Pull every "national" line out of the data below.
* Begin GIVEN INFORMATION *
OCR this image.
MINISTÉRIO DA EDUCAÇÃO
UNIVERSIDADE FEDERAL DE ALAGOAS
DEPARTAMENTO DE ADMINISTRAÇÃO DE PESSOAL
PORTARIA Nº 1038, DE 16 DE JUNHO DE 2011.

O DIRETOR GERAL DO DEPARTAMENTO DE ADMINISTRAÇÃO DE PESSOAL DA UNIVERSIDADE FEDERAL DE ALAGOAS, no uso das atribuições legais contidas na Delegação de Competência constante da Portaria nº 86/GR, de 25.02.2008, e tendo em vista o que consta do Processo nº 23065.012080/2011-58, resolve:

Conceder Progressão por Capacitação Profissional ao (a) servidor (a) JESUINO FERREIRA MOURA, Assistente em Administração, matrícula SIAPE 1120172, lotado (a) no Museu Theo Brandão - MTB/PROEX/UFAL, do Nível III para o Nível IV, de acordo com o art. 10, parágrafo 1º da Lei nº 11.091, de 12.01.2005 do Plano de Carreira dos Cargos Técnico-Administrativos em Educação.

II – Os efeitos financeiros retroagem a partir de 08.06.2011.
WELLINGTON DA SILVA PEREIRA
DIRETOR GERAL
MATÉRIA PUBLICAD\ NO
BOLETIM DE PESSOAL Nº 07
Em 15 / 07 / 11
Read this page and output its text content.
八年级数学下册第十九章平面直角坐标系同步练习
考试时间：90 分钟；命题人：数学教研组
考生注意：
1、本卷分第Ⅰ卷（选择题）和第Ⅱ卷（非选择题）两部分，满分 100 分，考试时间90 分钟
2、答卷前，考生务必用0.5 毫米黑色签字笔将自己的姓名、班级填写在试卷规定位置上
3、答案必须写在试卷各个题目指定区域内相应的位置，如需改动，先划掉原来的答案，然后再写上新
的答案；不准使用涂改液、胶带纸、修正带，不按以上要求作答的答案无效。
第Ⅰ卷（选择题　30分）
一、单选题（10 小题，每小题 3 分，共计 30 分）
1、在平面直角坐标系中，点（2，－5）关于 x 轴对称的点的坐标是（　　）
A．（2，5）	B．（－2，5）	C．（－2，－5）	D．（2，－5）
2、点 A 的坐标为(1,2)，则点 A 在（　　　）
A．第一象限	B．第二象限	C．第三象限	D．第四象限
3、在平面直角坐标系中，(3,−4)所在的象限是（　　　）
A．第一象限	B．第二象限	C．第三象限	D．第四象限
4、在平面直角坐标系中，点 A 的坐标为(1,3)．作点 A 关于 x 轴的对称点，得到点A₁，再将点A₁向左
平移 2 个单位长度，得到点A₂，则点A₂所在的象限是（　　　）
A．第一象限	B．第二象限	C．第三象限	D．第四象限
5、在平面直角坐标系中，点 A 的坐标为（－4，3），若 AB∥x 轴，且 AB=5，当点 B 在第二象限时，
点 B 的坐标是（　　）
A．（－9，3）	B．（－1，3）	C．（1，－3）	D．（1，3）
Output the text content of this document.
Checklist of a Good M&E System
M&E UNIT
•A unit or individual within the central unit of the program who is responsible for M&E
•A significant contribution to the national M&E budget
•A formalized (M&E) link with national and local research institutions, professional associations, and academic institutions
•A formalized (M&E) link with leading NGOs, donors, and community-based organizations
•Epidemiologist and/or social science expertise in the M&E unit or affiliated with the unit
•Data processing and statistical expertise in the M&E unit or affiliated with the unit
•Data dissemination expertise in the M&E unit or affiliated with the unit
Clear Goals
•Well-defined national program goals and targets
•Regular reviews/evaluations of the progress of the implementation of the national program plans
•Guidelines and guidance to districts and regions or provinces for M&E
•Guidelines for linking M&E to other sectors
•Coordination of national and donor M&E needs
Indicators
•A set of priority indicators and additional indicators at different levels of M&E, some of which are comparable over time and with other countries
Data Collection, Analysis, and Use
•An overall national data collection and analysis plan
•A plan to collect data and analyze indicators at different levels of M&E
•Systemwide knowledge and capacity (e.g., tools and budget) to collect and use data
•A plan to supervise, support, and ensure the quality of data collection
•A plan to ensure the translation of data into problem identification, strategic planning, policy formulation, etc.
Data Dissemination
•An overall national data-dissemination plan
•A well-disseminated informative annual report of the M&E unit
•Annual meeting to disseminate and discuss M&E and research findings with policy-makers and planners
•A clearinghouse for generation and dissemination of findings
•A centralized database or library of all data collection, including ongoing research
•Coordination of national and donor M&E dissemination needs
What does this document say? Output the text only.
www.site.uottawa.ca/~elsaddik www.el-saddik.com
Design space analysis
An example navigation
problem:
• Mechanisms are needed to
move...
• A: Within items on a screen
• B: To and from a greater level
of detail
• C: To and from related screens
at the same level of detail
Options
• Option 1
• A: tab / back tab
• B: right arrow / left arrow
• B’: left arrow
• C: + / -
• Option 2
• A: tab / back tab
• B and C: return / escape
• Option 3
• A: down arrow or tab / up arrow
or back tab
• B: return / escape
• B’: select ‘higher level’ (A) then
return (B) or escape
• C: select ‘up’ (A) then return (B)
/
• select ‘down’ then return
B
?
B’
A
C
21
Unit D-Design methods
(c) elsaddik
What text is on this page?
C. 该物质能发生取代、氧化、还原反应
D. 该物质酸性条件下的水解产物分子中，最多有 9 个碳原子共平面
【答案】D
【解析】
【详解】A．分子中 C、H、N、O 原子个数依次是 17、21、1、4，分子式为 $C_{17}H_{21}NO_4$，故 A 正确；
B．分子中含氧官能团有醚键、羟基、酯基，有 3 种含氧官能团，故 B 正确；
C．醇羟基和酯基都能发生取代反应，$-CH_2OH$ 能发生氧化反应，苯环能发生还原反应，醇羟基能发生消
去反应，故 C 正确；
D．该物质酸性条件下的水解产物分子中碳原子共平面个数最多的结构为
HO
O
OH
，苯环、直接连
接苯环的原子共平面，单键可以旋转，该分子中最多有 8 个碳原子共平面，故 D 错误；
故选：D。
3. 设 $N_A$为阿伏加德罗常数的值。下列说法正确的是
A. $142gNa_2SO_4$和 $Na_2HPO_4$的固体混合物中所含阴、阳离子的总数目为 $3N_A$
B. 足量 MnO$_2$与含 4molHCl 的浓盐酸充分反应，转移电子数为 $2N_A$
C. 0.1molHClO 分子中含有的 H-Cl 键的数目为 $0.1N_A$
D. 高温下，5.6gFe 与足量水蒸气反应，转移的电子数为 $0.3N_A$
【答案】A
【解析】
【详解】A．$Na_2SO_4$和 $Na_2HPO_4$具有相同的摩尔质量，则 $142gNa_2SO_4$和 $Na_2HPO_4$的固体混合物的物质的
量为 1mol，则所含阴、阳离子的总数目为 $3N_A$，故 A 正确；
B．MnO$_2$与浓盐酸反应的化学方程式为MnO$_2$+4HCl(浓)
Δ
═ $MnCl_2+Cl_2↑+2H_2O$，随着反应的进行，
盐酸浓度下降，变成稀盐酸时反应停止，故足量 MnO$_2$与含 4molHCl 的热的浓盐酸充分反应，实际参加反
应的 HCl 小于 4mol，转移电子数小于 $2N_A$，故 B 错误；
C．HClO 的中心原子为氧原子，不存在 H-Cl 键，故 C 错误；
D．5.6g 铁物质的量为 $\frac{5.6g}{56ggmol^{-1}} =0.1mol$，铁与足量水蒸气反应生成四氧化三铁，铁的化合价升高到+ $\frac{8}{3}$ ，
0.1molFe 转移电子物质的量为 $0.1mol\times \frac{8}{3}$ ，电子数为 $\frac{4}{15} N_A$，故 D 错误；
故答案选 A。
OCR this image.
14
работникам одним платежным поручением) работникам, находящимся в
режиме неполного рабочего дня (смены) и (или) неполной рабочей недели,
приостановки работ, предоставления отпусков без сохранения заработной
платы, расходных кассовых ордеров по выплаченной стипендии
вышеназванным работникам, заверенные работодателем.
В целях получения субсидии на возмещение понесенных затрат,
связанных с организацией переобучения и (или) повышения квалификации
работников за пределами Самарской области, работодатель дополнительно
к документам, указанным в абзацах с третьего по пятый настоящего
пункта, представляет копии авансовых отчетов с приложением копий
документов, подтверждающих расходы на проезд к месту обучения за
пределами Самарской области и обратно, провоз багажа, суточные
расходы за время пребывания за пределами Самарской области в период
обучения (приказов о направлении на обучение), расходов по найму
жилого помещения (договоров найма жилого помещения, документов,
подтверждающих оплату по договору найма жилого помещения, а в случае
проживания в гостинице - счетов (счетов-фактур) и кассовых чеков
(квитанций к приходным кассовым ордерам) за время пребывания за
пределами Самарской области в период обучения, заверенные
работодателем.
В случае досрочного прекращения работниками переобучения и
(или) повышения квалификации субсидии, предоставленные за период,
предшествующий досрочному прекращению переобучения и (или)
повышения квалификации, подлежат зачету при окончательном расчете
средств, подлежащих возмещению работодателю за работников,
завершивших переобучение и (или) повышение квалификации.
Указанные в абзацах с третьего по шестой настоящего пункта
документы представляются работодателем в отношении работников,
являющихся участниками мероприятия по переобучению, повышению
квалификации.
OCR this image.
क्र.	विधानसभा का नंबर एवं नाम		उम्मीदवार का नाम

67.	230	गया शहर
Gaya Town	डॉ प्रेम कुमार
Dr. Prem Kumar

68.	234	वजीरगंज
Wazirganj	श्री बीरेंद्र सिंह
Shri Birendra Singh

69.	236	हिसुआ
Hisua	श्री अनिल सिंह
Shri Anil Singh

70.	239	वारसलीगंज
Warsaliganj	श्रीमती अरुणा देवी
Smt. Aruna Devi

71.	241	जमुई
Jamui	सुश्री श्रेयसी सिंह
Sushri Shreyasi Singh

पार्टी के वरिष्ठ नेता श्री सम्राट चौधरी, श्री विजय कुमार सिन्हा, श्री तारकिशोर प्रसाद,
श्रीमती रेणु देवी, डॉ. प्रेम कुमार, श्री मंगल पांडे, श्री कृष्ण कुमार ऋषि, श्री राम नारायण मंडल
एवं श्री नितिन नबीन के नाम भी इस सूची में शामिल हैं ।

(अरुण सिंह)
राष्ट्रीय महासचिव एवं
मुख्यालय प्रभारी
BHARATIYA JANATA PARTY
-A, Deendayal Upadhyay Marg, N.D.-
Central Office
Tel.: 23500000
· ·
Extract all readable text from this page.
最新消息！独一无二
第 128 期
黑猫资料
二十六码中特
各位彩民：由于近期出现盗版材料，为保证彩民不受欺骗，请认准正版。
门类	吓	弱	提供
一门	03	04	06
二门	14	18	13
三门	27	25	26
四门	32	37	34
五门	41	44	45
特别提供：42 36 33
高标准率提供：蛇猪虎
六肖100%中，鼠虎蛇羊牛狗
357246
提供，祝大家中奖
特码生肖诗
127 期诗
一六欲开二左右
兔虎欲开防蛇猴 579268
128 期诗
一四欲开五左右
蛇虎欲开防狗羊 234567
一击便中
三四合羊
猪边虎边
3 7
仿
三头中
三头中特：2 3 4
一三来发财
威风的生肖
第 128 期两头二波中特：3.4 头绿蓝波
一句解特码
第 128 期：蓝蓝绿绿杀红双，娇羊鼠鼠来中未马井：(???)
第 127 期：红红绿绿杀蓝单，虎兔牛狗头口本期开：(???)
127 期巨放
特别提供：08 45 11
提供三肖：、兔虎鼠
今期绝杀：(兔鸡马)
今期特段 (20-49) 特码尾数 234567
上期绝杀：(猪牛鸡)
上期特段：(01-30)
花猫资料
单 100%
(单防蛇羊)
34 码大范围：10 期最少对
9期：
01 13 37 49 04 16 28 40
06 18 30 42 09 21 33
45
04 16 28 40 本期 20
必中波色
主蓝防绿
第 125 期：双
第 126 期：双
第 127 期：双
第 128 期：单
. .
* End GIVEN INFORMATION *
■ OUTPUT BELOW
•A significant contribution to the national M&E budget
•A formalized (M&E) link with national and local research institutions, professional associations, and academic institutions
•Well-defined national program goals and targets
•Regular reviews/evaluations of the progress of the implementation of the national program plans
•Coordination of national and donor M&E needs
•An overall national data collection and analysis plan
•An overall national data-dissemination plan
•Coordination of national and donor M&E dissemination needs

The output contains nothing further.